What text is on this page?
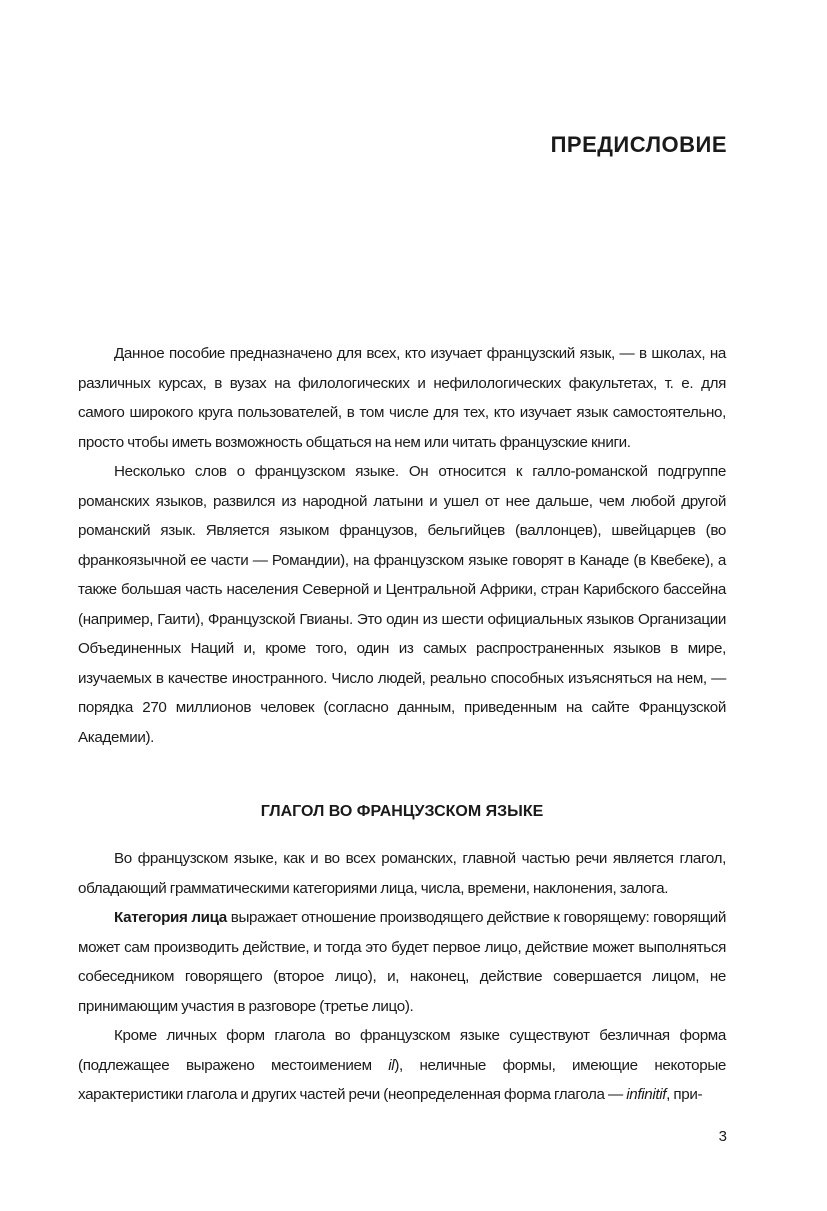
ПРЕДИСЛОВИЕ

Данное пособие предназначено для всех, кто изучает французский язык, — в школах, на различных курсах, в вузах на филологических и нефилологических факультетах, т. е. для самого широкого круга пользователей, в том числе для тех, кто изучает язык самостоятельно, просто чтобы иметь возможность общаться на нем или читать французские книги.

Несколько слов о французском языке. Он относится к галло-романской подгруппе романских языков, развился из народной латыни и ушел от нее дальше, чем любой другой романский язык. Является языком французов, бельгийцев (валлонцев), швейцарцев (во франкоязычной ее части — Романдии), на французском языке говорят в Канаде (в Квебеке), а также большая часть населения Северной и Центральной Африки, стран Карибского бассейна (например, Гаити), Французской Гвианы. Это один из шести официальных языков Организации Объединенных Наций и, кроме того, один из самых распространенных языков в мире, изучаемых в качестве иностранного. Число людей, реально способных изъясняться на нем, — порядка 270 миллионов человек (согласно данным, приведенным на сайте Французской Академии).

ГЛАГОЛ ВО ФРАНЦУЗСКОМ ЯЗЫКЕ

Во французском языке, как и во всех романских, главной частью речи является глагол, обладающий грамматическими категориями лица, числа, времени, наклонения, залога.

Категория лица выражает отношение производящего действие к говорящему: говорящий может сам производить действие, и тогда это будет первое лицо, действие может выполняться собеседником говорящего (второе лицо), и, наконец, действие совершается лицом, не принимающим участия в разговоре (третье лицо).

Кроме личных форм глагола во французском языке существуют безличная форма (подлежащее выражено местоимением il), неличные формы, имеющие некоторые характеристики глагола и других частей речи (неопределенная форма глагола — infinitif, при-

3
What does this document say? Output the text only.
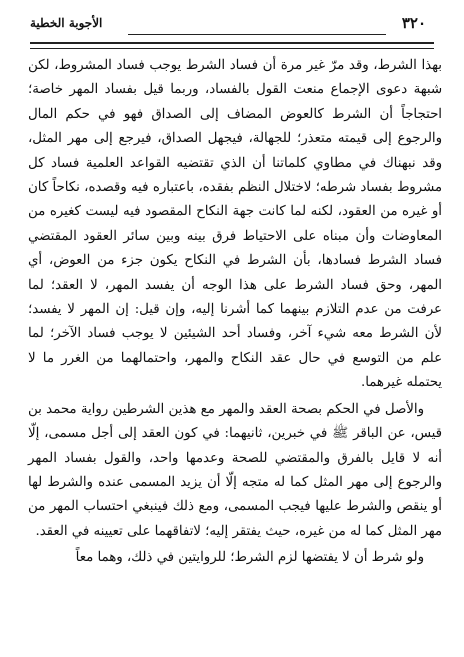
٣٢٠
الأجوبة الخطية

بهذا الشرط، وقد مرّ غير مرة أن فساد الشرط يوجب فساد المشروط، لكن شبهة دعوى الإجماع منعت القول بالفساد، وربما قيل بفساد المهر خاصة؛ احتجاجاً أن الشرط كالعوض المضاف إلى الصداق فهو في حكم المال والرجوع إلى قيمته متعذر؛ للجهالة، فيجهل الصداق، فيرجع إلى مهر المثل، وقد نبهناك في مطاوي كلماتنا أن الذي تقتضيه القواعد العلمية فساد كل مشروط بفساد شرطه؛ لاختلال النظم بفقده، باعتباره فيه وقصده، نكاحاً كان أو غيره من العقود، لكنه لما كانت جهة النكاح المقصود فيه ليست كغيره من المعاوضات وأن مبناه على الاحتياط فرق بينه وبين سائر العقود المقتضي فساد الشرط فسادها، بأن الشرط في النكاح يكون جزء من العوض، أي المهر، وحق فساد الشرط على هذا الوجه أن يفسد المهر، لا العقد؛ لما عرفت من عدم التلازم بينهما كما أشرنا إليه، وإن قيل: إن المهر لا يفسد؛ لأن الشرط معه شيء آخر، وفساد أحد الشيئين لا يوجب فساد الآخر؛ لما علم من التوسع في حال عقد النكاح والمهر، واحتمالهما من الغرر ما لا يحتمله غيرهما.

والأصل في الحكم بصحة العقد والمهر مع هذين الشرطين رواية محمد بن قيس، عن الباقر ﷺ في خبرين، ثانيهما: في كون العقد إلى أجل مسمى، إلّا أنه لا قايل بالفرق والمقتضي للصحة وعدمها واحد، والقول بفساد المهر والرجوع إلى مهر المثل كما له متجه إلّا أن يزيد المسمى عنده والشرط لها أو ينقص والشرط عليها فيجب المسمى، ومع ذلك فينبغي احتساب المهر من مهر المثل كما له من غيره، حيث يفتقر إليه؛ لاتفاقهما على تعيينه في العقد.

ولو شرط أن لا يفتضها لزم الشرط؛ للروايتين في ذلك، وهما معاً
★ ★ ★
Stated exercise:
Extract lines where the string "this" occurs.

Problem solution:
What text is on this page?
What does this document say? Output the text only.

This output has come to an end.